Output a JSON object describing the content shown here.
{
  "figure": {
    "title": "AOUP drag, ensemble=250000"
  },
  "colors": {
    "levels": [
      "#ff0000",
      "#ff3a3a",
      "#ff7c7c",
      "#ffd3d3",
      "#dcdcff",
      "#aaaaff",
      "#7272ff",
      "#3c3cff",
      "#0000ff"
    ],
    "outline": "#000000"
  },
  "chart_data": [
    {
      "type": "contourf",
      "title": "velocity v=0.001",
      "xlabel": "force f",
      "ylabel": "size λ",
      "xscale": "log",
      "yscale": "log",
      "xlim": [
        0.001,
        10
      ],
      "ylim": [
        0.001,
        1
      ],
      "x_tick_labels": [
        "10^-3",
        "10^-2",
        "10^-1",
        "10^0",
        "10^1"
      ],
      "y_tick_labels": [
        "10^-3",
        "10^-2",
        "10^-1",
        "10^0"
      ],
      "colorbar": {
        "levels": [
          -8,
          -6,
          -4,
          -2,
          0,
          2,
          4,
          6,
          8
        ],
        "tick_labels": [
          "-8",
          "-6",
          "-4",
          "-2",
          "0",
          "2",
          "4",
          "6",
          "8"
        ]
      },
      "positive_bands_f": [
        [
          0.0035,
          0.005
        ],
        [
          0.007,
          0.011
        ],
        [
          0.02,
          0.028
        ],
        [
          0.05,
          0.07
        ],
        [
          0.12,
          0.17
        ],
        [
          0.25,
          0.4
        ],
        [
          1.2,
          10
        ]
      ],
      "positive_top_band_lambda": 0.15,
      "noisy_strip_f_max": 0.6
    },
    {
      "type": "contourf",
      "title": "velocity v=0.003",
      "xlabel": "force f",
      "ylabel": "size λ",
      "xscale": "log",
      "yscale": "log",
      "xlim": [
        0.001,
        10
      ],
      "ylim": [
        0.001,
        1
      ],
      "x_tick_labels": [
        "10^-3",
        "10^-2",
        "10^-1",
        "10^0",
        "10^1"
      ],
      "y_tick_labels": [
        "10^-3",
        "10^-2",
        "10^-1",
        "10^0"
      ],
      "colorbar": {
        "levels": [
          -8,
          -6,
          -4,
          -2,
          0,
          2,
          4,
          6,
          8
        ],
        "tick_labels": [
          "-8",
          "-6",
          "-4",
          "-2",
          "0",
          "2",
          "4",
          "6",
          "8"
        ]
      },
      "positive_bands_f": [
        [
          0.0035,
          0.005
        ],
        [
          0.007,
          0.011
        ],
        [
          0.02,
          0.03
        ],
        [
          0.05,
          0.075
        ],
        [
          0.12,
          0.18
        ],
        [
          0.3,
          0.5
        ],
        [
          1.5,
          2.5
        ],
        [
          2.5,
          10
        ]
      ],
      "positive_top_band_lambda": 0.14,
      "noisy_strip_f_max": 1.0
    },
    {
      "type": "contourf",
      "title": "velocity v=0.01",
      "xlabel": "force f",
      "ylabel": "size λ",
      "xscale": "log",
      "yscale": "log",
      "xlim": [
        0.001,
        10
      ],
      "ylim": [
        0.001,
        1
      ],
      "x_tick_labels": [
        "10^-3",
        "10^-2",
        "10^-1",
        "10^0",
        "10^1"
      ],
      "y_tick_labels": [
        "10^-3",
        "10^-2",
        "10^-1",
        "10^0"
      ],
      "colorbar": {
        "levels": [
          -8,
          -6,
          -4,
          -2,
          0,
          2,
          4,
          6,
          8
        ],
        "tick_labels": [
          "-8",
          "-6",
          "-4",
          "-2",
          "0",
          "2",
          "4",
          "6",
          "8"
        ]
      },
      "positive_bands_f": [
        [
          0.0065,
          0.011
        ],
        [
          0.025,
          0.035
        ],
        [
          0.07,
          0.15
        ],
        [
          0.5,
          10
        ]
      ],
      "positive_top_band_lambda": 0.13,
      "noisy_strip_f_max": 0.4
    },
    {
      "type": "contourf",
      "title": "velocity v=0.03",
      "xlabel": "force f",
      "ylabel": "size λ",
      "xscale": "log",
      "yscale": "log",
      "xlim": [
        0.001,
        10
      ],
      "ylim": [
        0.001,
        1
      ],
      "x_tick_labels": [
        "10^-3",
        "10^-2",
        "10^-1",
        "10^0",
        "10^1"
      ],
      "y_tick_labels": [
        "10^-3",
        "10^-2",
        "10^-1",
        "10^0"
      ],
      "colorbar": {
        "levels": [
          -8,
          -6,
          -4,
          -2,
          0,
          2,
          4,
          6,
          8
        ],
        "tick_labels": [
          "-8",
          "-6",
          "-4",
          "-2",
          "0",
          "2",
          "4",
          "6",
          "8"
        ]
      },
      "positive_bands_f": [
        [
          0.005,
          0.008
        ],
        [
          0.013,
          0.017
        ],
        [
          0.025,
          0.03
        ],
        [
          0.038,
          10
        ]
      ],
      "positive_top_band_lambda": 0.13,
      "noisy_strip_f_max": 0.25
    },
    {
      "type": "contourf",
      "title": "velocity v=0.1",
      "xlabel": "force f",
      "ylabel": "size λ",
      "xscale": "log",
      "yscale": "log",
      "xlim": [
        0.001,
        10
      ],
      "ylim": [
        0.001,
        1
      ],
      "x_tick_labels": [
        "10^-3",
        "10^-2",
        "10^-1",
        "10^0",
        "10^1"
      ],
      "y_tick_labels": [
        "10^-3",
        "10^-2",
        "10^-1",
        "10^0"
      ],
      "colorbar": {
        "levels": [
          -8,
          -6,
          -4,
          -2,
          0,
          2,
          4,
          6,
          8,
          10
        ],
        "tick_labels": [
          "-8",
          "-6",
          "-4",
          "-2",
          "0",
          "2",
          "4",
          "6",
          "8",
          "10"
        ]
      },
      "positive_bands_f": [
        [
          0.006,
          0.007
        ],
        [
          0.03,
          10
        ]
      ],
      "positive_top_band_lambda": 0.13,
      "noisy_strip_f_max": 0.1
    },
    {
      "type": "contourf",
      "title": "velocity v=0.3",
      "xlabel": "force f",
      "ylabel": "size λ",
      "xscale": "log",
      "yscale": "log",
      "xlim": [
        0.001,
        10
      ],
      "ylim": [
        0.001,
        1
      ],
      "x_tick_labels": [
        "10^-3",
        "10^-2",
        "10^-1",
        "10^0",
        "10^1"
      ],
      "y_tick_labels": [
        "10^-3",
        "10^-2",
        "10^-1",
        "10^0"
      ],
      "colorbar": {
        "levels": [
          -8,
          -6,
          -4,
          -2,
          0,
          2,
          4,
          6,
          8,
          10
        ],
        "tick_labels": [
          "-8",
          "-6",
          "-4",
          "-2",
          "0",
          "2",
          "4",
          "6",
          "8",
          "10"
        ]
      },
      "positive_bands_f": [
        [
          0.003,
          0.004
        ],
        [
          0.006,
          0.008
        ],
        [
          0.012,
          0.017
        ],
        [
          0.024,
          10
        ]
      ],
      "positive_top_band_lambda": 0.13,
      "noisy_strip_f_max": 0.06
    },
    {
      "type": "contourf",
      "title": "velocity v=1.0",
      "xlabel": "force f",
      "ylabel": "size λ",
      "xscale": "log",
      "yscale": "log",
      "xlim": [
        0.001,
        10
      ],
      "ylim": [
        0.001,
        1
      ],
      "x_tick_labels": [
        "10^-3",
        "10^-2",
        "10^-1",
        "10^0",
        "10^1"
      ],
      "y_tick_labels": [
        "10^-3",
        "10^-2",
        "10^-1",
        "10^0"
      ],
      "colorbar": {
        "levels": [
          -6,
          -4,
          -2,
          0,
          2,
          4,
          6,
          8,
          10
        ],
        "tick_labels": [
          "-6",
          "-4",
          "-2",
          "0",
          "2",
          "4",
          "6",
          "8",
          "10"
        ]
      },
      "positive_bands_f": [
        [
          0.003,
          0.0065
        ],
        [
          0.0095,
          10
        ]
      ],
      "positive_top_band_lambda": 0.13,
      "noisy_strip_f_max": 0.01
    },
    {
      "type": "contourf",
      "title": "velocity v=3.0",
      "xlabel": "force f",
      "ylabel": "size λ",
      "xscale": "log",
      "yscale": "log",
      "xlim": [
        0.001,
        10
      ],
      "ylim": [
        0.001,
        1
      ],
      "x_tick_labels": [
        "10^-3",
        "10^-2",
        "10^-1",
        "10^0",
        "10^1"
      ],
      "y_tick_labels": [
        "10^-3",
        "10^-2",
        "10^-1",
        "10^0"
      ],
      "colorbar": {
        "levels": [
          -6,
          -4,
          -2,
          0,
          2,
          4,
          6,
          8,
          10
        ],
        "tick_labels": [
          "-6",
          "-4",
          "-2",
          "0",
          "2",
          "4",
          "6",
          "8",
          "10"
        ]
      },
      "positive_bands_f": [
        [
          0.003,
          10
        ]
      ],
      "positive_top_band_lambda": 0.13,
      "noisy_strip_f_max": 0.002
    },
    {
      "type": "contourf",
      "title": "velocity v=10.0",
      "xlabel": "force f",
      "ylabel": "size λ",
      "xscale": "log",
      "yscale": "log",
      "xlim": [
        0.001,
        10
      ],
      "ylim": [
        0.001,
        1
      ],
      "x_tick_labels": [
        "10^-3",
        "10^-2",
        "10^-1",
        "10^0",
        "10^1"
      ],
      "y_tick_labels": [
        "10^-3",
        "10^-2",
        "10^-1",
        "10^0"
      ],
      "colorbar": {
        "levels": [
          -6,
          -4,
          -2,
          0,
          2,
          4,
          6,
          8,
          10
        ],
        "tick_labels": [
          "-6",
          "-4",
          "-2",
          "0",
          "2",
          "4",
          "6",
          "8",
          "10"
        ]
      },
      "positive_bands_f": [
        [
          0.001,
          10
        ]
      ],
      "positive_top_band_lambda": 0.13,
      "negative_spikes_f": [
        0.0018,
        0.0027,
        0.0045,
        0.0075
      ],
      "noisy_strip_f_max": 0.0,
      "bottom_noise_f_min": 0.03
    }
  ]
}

━━━━━━━━

### Requirements
Copy all lines from the material that include "velocity".

### Expected output
      "title": "velocity v=0.001",
      "title": "velocity v=0.003",
      "title": "velocity v=0.01",
      "title": "velocity v=0.03",
      "title": "velocity v=0.1",
      "title": "velocity v=0.3",
      "title": "velocity v=1.0",
      "title": "velocity v=3.0",
      "title": "velocity v=10.0",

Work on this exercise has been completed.